**To-do list**
- A) In the civil litigation notes, replace "oral evidence" with "spoken testimony" in the passage starting with "CIVIL LITIGATION AND" and going on through "and other Ks.". Write out that passage with the change made.
- B) Quote the lines from the listing word for word, starting with the line with "energy-counter-unit: mJ xyxy=(165,374,179,387)" and going on through the line with "marker-2: 2 xyxy=(4,86,34,116)".

CIVIL LITIGATION AND TRIAL

LEGAL ARGUMENT ON MOTIONS

  • Motion to dismiss based on SOF
  • SOF: law requiring that certain kinds of agreements be expressed in writing. Some Ks are too vulnerable to mistaken or fraudulent claims to allow them to be proved by oral evidence alone. Typically covers Ks for the sale of real estate and other Ks.
  • How to argue a motion before a trial court:
  • “Your honor, our names are _____, representing D/P and we urge the court to grant/deny the motion to ______.” Then given legal standard governing the motion. (EX: “Assuming everything in the complaint is true, the court can only grant a motion to dismiss if there is no way the P can win under the law.”). Then in ordinary language explain to the court why motion should be granted/denied.

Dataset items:
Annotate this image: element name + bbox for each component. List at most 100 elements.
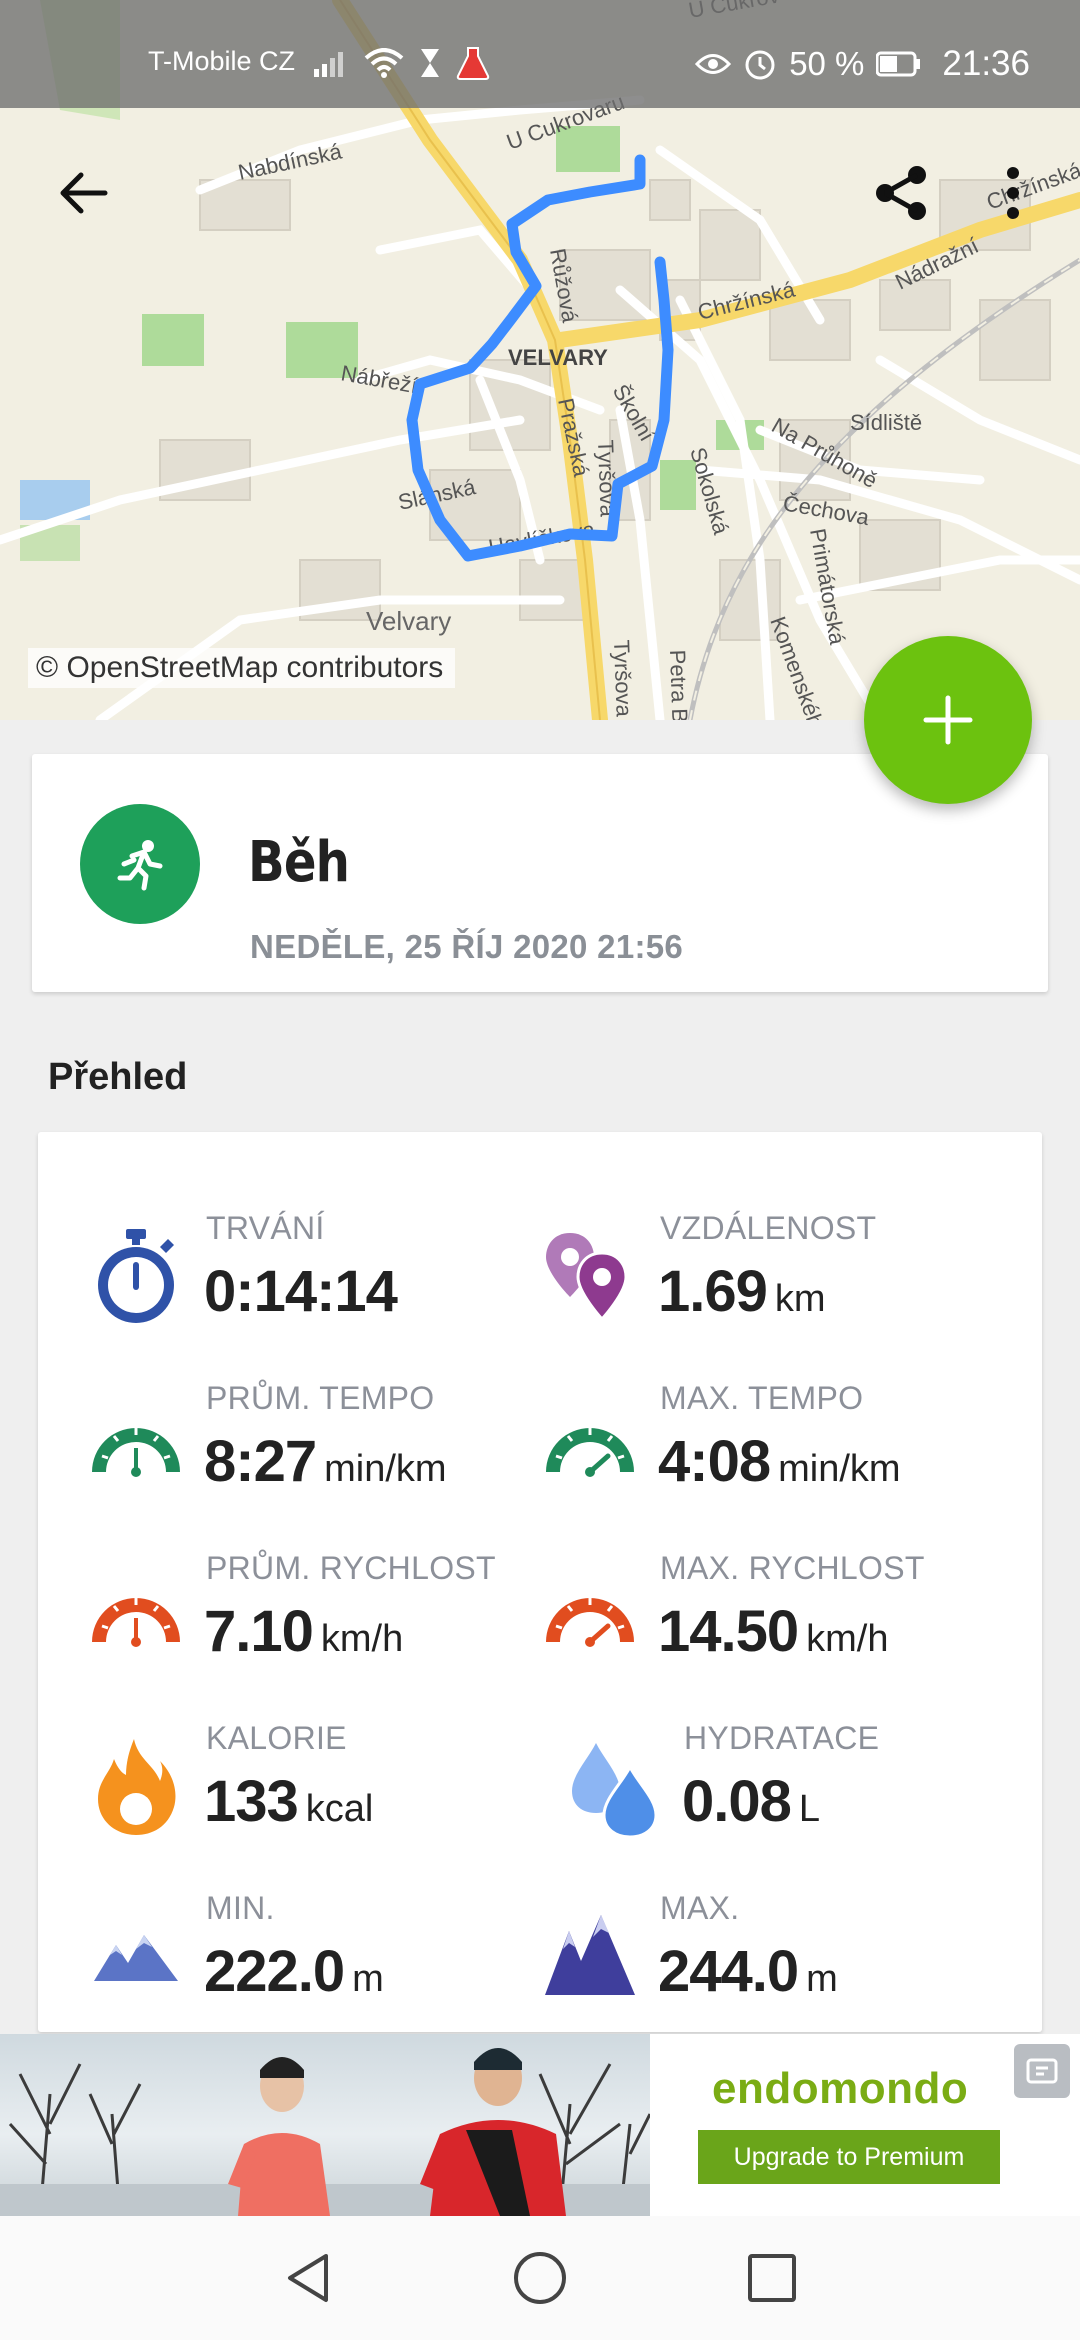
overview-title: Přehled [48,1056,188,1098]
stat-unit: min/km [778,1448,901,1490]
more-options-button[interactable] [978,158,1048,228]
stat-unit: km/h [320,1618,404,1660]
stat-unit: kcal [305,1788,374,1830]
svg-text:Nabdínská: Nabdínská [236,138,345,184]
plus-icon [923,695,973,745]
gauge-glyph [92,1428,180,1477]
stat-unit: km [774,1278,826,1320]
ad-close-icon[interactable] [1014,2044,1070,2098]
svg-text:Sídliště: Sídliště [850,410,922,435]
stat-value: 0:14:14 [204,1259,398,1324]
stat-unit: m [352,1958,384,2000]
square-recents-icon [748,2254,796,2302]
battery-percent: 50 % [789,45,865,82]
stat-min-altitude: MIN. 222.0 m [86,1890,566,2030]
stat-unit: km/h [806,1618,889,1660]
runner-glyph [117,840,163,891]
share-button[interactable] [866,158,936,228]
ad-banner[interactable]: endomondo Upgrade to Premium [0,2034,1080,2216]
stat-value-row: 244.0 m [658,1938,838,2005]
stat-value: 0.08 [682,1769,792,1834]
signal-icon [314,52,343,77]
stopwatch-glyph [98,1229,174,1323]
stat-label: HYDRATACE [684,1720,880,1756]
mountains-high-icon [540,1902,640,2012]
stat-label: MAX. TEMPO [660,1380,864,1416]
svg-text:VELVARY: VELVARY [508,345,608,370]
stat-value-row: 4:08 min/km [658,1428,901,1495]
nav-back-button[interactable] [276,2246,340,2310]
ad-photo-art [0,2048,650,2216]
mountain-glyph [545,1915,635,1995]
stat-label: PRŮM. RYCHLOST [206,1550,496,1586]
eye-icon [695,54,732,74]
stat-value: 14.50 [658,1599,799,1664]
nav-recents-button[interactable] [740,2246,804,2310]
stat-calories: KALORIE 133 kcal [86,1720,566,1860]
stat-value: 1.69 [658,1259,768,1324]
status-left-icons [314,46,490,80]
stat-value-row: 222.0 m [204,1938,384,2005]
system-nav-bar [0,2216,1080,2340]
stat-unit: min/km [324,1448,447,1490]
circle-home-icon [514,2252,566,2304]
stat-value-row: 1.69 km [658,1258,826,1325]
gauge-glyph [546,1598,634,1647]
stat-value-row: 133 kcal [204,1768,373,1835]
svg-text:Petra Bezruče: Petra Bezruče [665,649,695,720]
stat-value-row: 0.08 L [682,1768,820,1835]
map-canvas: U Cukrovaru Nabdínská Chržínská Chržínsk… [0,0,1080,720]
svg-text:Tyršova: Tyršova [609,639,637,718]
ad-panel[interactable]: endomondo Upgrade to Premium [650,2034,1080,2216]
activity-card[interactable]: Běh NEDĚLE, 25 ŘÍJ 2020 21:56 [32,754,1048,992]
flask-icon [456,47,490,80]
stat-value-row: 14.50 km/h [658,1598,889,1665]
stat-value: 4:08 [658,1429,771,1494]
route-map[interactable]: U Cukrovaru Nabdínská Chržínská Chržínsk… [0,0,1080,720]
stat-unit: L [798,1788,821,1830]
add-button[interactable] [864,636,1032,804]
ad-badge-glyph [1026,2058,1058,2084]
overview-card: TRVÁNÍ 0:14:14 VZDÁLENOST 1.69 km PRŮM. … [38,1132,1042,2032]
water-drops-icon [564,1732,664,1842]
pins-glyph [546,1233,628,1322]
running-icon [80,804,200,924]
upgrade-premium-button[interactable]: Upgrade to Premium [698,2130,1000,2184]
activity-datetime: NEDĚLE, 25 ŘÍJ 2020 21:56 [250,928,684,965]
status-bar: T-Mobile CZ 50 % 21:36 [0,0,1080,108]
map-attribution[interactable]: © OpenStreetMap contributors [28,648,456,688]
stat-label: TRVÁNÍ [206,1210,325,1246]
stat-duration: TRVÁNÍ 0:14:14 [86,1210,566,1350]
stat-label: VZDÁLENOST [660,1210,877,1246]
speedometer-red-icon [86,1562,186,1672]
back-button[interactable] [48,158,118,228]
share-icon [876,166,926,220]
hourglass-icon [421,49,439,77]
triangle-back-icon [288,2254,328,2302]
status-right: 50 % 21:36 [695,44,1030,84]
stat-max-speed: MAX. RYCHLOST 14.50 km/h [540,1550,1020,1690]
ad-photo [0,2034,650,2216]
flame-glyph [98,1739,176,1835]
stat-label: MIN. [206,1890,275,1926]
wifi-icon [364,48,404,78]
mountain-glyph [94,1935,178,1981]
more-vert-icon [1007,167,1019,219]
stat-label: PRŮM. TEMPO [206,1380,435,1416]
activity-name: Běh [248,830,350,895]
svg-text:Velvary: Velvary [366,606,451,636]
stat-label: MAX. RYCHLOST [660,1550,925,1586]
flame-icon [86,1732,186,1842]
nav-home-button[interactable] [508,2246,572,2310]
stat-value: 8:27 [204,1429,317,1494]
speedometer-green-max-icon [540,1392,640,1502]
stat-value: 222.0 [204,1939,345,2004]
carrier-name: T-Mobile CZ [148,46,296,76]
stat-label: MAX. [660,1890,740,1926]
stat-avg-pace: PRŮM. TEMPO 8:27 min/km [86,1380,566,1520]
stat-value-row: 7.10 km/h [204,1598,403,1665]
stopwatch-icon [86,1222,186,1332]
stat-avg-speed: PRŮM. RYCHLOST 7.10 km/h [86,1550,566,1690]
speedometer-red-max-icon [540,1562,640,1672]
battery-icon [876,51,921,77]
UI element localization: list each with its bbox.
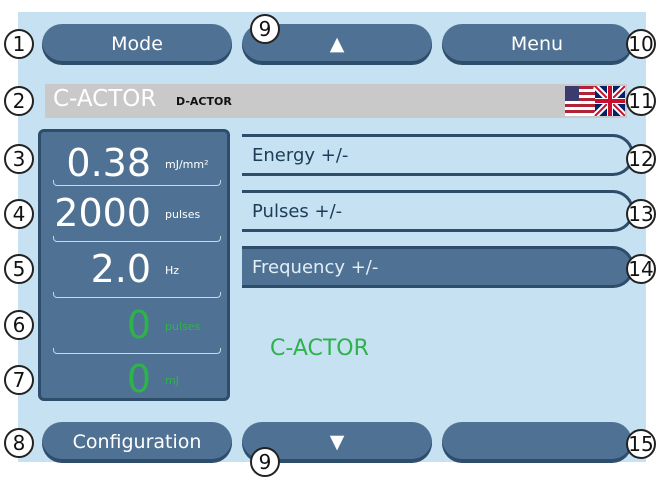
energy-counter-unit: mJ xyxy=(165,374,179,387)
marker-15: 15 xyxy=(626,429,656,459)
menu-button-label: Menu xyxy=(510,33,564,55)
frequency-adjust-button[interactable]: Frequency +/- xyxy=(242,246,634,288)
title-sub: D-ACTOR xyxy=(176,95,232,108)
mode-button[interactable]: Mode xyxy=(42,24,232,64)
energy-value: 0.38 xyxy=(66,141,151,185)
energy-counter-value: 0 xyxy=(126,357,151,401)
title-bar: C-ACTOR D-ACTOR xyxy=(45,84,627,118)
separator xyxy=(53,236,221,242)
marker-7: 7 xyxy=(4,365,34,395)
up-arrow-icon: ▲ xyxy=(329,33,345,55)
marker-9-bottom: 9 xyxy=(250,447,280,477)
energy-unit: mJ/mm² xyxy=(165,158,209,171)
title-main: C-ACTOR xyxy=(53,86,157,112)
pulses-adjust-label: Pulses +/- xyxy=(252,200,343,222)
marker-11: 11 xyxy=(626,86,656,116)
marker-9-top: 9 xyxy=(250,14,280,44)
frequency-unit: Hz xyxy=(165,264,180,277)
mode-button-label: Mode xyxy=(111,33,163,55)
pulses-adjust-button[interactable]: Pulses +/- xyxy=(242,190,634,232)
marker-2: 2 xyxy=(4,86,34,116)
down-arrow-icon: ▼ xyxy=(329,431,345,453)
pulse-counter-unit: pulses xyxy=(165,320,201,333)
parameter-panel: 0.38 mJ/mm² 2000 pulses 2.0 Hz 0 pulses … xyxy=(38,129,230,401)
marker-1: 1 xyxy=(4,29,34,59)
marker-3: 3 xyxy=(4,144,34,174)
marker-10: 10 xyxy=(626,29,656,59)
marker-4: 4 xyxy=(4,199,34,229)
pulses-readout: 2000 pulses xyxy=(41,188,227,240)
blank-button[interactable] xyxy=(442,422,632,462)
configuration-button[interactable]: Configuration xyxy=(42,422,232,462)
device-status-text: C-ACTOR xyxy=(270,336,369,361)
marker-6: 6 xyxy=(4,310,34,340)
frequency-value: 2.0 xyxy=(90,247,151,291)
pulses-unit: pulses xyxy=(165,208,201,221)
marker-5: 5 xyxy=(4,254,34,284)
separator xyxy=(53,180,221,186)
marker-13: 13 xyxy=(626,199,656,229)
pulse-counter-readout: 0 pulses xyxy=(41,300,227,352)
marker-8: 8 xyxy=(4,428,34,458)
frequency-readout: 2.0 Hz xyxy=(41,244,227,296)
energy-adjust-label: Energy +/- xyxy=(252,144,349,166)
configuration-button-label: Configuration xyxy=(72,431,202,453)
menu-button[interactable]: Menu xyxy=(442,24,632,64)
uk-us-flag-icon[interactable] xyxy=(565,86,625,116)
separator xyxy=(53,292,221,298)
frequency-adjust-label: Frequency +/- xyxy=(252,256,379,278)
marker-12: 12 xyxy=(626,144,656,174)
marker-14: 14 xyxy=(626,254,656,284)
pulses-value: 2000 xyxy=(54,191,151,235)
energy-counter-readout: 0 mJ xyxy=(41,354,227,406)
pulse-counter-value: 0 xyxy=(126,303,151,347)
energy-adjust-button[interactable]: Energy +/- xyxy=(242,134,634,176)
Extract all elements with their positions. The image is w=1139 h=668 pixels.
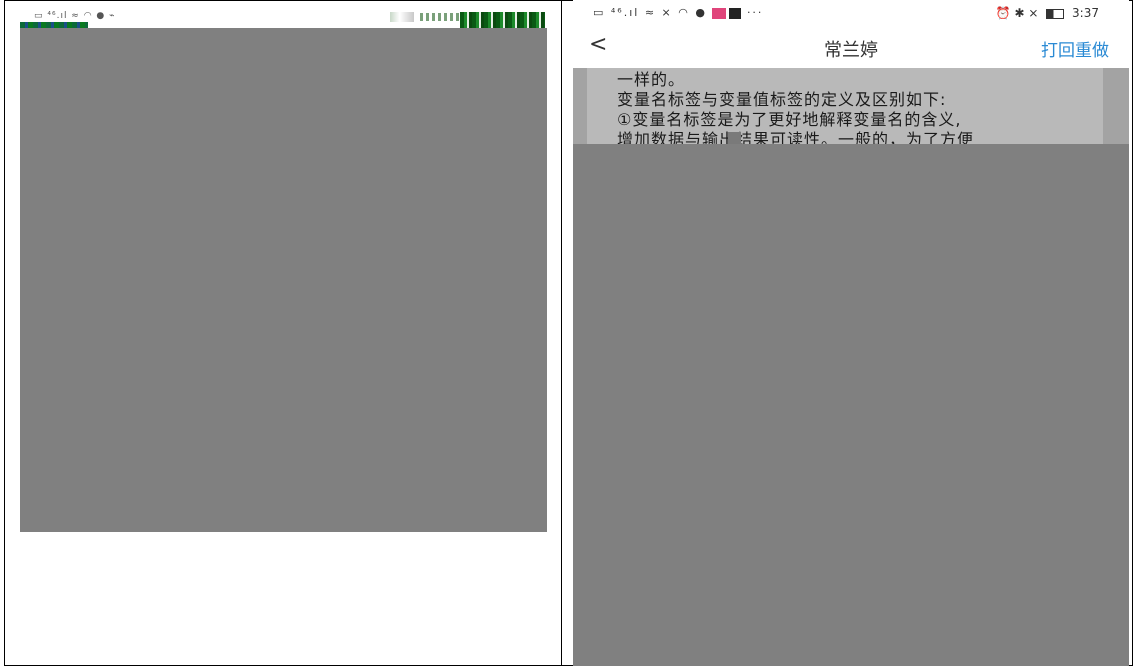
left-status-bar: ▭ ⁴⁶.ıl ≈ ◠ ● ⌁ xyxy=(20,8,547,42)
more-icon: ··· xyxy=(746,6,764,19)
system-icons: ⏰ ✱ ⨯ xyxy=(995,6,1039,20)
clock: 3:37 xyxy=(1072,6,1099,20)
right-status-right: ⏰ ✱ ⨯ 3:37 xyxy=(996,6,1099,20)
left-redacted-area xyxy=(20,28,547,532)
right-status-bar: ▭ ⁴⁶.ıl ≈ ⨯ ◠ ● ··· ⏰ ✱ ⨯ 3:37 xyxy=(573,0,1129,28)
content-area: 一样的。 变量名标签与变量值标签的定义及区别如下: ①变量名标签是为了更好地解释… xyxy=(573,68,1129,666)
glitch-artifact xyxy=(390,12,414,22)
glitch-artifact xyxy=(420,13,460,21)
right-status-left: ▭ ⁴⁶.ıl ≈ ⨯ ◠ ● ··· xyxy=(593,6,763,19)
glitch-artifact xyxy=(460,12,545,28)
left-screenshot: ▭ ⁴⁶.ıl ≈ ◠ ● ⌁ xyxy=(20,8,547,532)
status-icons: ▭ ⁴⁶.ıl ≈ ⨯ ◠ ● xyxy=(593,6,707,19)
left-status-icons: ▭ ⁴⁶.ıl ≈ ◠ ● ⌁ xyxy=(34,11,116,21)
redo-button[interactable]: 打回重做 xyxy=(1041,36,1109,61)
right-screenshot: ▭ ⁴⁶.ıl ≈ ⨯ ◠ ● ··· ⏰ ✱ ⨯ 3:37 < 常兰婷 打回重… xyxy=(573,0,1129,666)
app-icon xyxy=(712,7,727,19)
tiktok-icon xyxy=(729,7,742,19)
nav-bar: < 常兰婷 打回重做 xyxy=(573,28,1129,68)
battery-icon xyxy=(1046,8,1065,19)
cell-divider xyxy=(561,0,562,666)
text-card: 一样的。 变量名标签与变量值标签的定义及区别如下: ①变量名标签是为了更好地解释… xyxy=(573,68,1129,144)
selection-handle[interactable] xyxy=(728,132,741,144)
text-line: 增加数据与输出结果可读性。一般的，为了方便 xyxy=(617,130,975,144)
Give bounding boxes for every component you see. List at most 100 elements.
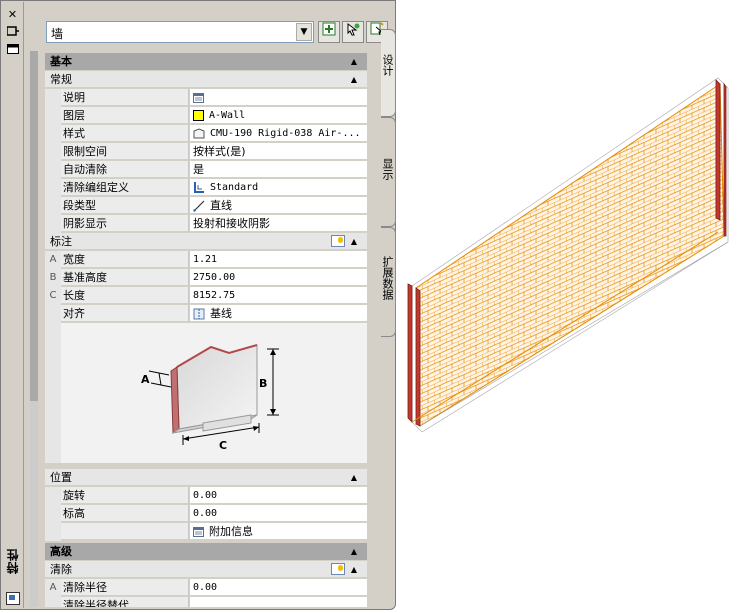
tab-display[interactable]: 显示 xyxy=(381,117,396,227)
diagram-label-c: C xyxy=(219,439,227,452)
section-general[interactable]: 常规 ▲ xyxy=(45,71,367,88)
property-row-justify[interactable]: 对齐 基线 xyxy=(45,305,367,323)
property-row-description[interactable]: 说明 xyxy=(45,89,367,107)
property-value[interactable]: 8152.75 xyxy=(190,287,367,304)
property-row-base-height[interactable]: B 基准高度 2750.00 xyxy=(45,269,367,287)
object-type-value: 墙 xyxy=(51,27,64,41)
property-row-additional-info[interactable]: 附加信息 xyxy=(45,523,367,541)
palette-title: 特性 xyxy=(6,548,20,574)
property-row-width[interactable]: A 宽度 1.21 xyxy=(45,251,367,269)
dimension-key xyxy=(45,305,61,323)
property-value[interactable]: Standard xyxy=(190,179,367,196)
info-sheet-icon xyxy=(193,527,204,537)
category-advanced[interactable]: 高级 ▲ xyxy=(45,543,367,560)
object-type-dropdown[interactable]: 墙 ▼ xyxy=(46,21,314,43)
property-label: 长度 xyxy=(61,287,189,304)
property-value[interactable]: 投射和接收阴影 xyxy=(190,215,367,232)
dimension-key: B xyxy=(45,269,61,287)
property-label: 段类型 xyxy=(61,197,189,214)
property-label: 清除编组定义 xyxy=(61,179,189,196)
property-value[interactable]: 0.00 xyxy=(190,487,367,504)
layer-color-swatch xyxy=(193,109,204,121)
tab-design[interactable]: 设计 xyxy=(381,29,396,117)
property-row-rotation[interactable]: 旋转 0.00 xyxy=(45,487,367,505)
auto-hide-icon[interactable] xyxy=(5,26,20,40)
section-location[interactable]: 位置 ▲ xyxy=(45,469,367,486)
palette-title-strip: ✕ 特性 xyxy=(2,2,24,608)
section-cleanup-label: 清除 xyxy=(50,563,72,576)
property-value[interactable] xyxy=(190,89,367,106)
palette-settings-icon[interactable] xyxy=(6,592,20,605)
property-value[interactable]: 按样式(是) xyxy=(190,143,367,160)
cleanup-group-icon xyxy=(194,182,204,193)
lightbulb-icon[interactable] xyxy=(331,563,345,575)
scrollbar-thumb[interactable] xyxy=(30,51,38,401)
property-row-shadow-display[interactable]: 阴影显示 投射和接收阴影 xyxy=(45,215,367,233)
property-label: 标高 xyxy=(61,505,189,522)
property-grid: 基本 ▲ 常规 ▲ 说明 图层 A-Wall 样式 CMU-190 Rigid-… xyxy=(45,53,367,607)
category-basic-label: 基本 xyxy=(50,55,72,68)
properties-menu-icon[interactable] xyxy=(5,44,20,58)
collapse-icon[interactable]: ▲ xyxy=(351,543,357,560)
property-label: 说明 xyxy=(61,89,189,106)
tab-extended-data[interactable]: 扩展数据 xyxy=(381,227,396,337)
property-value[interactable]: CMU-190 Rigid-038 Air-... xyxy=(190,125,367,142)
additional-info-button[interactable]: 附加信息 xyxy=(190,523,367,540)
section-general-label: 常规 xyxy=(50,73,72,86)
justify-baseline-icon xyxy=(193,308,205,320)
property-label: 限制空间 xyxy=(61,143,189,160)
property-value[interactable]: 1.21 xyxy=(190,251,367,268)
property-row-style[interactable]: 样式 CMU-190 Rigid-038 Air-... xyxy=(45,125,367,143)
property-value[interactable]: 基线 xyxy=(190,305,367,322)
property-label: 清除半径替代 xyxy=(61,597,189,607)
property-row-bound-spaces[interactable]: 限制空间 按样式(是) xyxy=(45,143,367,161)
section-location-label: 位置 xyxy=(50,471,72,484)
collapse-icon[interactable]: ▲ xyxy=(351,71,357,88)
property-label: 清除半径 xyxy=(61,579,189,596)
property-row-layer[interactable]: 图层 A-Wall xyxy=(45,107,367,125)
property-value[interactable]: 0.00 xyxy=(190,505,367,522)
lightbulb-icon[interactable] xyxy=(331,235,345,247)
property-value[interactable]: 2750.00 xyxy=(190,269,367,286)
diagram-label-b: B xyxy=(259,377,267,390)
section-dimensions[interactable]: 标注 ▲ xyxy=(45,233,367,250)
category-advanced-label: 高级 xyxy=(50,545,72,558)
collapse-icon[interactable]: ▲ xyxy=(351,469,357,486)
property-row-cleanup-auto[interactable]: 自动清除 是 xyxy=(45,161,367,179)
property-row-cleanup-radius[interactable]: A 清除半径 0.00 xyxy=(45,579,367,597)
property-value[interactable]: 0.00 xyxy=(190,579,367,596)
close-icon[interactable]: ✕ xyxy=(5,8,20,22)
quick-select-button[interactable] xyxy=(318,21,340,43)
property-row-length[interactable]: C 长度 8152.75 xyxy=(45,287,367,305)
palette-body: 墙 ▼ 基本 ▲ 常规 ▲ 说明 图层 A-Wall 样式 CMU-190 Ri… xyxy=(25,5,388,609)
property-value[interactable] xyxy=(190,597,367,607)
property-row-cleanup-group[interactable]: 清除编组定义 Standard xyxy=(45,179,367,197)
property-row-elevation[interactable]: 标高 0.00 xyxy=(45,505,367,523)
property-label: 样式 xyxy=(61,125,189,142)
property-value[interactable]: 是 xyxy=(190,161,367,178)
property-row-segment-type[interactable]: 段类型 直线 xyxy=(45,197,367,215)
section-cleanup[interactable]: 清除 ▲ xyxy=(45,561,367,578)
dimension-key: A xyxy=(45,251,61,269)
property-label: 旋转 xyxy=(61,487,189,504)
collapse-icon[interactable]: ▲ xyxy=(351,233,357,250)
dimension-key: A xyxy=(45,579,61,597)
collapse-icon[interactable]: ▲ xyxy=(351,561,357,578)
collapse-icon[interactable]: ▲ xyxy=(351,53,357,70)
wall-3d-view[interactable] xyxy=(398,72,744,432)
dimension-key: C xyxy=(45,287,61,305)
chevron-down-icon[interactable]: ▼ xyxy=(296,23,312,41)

**Solutions for each task**
- A)
CIVIL LITIGATION AND TRIAL

LEGAL ARGUMENT ON MOTIONS

  • Motion to dismiss based on SOF
  • SOF: law requiring that certain kinds of agreements be expressed in writing. Some Ks are too vulnerable to mistaken or fraudulent claims to allow them to be proved by spoken testimony alone. Typically covers Ks for the sale of real estate and other Ks.

- B)
energy-counter-unit: mJ xyxy=(165,374,179,387)
marker-15: 15 xyxy=(626,429,656,459)
menu-button-label: Menu xyxy=(510,33,564,55)
frequency-adjust-button[interactable]: Frequency +/- xyxy=(242,246,634,288)
title-sub: D-ACTOR xyxy=(176,95,232,108)
mode-button[interactable]: Mode xyxy=(42,24,232,64)
energy-value: 0.38 xyxy=(66,141,151,185)
energy-counter-value: 0 xyxy=(126,357,151,401)
title-bar: C-ACTOR D-ACTOR xyxy=(45,84,627,118)
separator xyxy=(53,236,221,242)
marker-7: 7 xyxy=(4,365,34,395)
up-arrow-icon: ▲ xyxy=(329,33,345,55)
marker-9-bottom: 9 xyxy=(250,447,280,477)
energy-unit: mJ/mm² xyxy=(165,158,209,171)
title-main: C-ACTOR xyxy=(53,86,157,112)
pulses-adjust-label: Pulses +/- xyxy=(252,200,343,222)
marker-11: 11 xyxy=(626,86,656,116)
marker-9-top: 9 xyxy=(250,14,280,44)
frequency-unit: Hz xyxy=(165,264,180,277)
mode-button-label: Mode xyxy=(111,33,163,55)
pulses-adjust-button[interactable]: Pulses +/- xyxy=(242,190,634,232)
marker-2: 2 xyxy=(4,86,34,116)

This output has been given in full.